__Instructions to follow__
Search the data for the string "smittetilfælde" and gather each line it is in.

__Dataset content__
"""

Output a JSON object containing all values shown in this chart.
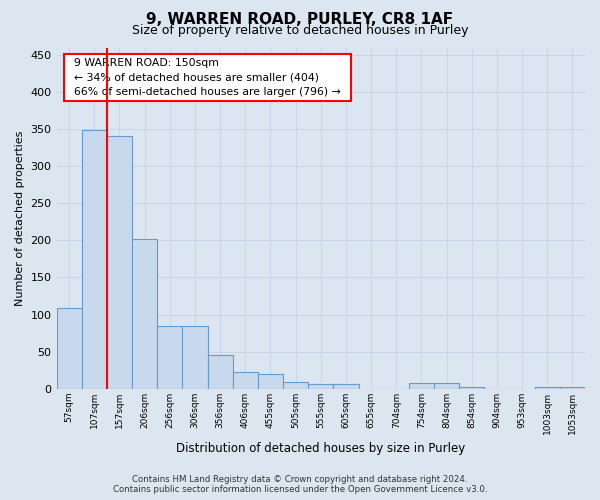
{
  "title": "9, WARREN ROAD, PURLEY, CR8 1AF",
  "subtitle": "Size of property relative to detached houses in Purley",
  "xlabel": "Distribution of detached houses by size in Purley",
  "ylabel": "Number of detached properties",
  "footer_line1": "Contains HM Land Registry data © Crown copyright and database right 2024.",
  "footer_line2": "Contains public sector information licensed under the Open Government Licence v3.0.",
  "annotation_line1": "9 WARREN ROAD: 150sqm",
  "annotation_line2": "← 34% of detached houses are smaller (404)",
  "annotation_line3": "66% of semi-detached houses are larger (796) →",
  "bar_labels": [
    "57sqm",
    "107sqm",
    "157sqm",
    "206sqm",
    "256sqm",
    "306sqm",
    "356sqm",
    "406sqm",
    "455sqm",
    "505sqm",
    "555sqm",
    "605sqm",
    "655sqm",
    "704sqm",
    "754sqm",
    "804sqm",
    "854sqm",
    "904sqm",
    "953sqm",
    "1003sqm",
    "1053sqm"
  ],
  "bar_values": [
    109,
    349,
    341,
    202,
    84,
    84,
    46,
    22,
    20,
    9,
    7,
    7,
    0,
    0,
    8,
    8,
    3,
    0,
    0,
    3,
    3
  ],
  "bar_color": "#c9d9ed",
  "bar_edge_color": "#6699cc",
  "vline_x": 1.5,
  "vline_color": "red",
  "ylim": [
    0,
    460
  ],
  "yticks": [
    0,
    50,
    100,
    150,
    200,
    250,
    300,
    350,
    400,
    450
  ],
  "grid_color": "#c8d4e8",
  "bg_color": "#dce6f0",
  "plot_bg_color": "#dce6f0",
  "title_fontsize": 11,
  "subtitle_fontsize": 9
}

"""
"""

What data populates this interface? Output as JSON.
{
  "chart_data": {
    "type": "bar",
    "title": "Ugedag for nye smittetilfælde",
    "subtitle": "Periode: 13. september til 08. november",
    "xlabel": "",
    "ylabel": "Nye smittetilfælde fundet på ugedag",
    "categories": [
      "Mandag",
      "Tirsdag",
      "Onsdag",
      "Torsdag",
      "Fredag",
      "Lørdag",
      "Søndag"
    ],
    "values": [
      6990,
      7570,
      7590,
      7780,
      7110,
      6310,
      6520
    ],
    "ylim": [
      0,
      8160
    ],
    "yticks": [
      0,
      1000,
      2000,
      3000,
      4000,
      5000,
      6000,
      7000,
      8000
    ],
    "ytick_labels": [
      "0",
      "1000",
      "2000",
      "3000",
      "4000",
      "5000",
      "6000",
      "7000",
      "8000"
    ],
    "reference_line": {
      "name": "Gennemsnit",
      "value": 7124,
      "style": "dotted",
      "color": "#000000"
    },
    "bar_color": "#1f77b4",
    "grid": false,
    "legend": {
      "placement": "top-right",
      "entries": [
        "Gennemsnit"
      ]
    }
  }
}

"""
"""

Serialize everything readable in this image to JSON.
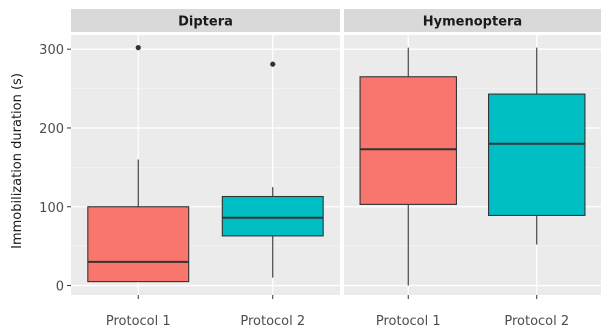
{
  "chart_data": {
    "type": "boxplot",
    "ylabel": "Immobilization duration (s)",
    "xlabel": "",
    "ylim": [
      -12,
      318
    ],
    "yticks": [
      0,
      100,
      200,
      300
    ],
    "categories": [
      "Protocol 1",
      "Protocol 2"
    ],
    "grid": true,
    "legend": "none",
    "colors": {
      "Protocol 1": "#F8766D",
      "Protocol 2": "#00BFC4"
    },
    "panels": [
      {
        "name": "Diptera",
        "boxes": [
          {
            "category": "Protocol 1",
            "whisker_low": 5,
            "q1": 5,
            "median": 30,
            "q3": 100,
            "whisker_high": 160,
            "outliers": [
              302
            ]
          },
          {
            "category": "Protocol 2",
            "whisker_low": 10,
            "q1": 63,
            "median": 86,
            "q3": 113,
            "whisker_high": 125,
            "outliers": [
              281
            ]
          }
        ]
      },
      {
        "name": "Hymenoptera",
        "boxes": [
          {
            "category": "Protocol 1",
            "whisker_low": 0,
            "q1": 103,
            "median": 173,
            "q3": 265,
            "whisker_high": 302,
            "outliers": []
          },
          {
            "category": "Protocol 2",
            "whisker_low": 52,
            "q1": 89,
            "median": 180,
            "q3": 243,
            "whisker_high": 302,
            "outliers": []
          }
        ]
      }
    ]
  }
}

"""

__Final result__
    "title": "Ugedag for nye smittetilfælde",
    "ylabel": "Nye smittetilfælde fundet på ugedag",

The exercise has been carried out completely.